Short exercise -
Which lines of the records contain "High"? Collect every one of them.

(Data listing)

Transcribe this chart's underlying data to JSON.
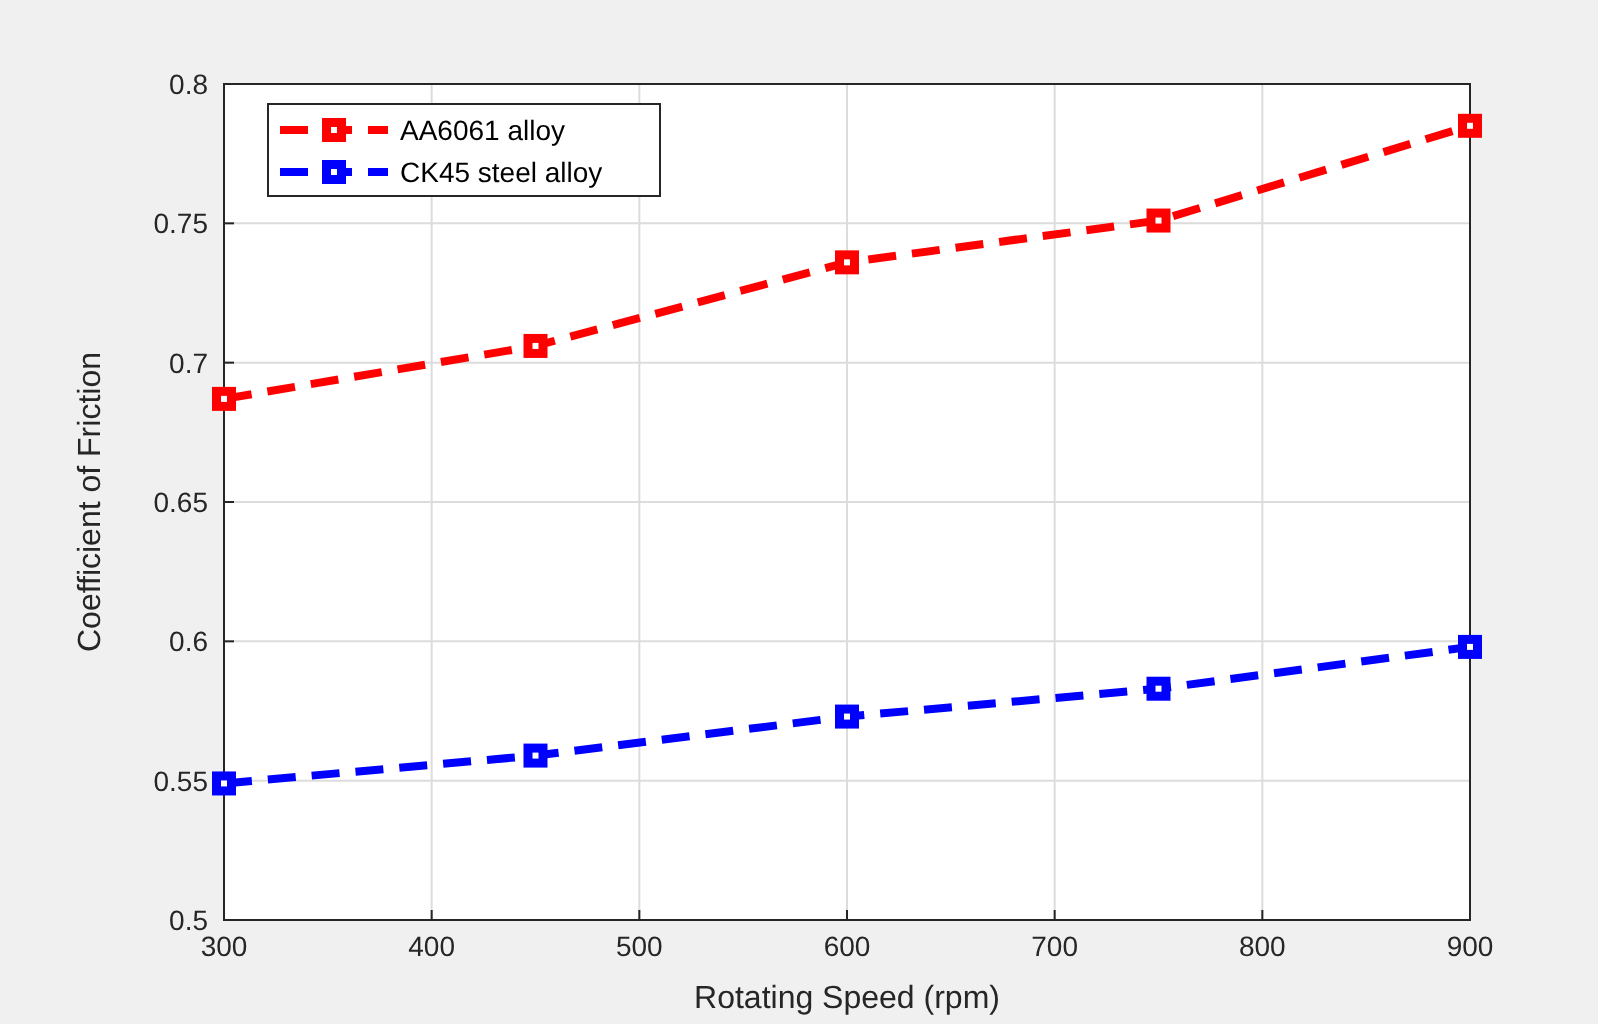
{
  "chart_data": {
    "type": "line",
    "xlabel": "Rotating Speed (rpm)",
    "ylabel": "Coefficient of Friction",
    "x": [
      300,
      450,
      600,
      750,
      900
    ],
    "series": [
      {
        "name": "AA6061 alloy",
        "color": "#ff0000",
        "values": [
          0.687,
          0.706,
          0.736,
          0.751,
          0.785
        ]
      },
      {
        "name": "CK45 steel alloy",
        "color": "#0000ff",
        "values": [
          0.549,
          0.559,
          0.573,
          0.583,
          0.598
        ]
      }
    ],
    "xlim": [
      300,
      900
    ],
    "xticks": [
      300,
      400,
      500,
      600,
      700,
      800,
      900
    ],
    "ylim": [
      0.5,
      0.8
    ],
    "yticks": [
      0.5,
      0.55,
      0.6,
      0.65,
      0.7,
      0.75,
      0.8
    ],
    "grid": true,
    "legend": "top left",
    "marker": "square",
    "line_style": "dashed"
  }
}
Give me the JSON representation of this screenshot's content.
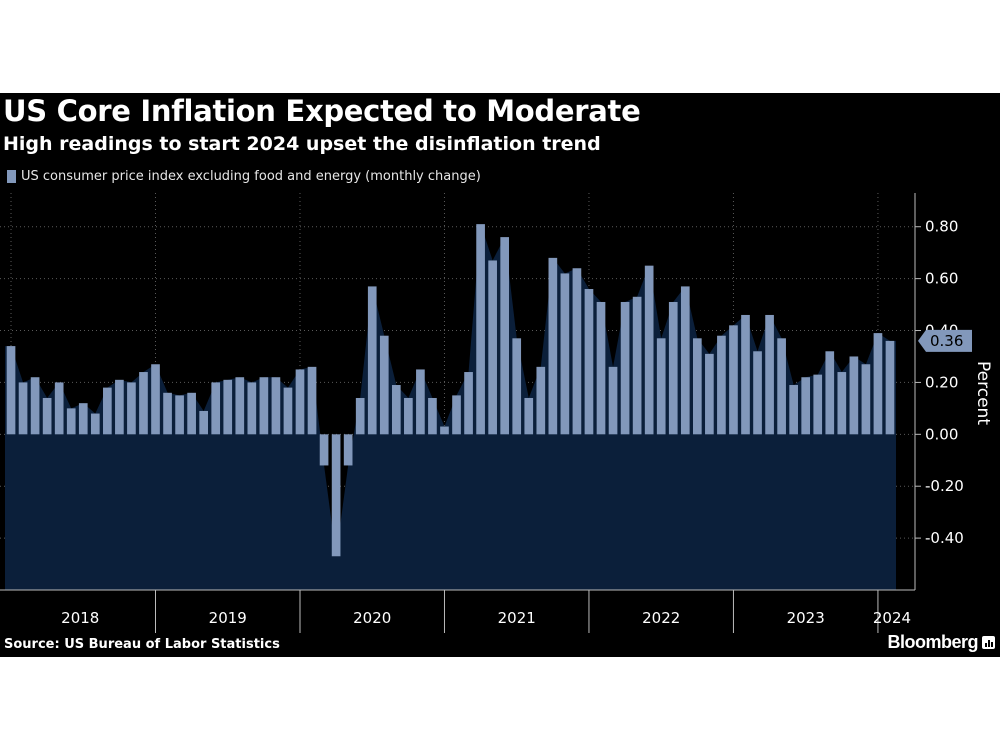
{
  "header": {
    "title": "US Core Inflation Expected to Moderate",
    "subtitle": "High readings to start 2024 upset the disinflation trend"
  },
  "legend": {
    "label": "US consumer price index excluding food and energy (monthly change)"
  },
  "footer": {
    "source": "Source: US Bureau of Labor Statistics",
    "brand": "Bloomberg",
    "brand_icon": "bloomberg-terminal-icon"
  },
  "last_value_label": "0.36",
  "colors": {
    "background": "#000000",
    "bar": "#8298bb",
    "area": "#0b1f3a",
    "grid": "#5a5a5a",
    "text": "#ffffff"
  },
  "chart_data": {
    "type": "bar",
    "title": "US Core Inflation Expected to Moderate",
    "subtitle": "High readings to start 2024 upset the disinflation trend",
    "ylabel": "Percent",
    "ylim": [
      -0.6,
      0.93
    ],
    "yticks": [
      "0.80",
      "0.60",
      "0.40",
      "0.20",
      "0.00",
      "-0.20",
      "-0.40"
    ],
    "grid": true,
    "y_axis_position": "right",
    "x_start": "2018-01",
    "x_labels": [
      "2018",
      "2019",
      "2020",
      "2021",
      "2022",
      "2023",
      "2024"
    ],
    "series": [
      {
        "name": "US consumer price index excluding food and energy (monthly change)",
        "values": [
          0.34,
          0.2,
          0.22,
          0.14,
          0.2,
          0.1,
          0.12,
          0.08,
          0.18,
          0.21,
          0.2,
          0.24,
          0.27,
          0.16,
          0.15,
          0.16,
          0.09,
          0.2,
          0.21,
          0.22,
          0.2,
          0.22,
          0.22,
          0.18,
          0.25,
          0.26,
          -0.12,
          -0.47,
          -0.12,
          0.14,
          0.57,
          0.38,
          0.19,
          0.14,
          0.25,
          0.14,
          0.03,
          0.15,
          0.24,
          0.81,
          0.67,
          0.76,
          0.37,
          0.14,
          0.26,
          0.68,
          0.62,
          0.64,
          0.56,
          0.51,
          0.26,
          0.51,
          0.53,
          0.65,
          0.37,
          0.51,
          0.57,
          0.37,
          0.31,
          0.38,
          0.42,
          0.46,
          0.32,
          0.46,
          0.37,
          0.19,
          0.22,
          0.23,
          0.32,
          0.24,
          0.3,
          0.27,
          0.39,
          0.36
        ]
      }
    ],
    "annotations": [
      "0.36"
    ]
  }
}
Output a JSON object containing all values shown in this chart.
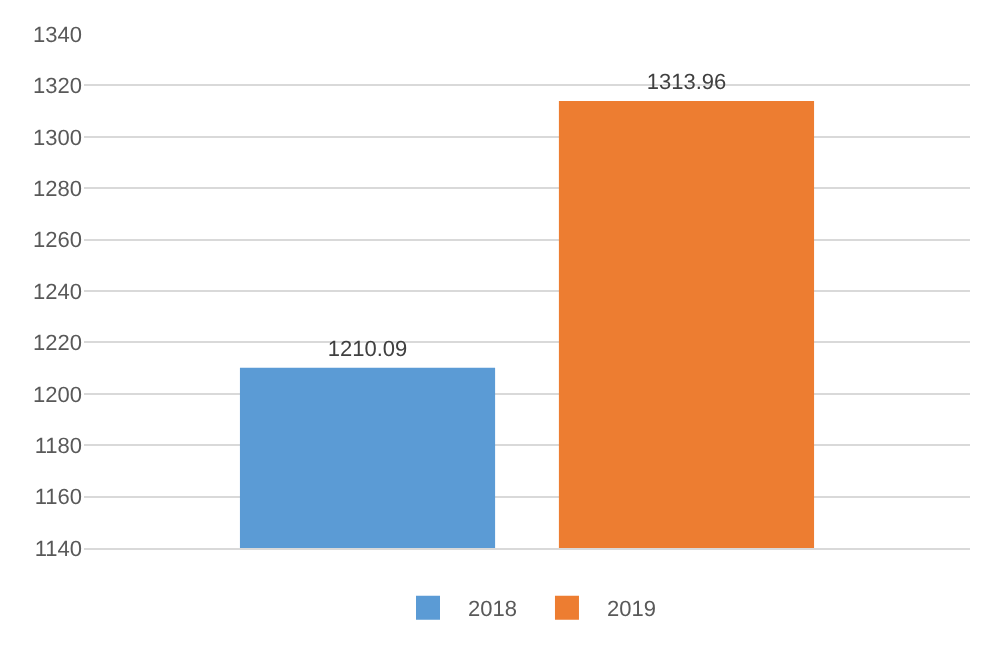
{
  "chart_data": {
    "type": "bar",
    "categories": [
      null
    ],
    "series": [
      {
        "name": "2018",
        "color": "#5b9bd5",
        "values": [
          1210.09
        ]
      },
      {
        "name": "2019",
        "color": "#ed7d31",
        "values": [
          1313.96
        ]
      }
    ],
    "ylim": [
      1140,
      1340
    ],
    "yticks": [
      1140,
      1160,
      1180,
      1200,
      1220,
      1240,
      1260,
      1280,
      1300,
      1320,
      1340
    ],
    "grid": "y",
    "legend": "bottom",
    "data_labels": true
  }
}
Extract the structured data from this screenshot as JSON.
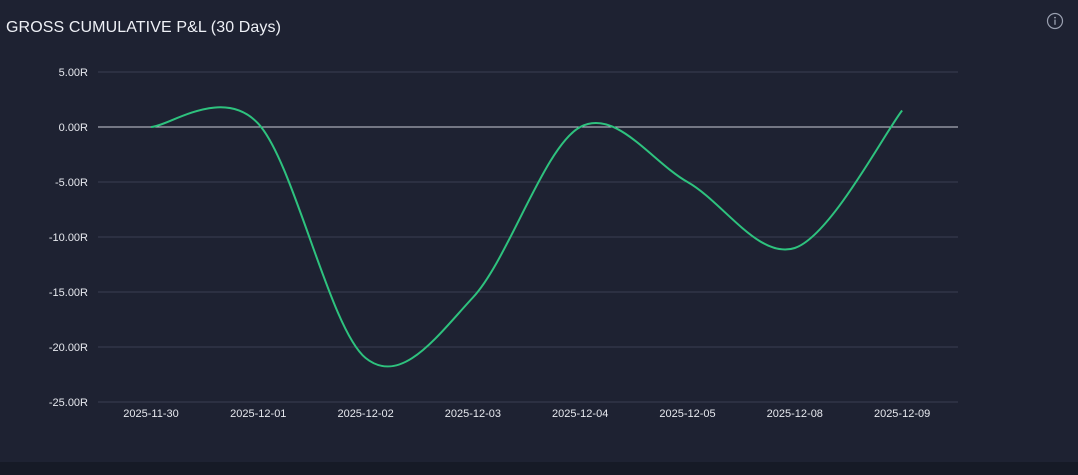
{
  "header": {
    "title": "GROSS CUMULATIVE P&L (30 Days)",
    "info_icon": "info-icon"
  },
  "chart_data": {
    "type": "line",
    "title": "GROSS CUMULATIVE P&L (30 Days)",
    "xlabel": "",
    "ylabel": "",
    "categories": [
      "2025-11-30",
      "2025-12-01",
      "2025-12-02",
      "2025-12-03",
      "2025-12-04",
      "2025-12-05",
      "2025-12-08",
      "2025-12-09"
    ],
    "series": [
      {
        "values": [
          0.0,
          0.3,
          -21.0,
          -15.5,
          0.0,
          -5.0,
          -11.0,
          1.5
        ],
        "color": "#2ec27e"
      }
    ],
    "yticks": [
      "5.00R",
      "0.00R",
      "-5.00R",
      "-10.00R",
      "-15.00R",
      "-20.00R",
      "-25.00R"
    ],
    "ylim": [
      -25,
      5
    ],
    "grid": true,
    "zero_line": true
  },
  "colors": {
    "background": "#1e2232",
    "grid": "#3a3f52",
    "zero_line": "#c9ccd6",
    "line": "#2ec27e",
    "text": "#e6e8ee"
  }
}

The output -
    "subtitle": "High readings to start 2024 upset the disinflation trend"
    "subtitle": "High readings to start 2024 upset the disinflation trend",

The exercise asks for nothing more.